### Task statement
State only the count of lines in the listing below that hold "text".

-- begin --

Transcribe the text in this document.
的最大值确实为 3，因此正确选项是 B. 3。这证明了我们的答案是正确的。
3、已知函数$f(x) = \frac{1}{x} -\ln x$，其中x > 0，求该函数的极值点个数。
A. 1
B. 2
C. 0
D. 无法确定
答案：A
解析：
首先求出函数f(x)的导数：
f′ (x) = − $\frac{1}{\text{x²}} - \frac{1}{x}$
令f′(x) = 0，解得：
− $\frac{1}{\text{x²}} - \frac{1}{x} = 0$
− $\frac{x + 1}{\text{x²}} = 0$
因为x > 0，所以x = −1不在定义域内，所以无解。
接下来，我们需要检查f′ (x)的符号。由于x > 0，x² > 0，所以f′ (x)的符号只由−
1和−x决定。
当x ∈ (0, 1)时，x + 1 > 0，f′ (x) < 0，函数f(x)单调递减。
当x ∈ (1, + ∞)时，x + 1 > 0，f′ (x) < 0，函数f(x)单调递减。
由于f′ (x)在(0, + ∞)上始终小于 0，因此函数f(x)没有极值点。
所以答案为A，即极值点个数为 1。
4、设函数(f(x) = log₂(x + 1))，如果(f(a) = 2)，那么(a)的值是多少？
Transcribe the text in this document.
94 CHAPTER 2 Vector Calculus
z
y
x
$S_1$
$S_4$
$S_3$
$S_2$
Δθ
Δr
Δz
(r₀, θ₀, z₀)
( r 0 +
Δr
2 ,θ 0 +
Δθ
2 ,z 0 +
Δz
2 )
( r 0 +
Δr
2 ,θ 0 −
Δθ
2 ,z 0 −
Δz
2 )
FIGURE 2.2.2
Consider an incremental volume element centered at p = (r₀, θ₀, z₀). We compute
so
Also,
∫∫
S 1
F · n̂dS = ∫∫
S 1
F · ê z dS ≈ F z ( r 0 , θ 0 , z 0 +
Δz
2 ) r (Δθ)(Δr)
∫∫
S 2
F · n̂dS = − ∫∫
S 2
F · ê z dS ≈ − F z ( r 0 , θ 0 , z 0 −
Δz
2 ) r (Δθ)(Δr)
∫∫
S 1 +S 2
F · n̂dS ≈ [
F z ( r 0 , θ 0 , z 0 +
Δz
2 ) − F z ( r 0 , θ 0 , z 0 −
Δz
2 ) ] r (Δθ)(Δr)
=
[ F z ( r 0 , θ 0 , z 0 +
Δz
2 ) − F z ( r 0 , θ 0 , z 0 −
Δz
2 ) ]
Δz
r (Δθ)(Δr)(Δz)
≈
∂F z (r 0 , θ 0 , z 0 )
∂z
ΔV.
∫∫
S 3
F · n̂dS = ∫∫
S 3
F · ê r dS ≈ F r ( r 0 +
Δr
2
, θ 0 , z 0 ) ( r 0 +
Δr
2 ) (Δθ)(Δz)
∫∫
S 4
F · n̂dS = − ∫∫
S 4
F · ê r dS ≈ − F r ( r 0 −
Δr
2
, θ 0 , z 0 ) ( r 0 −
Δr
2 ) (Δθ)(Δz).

-- end --

### The completed task
5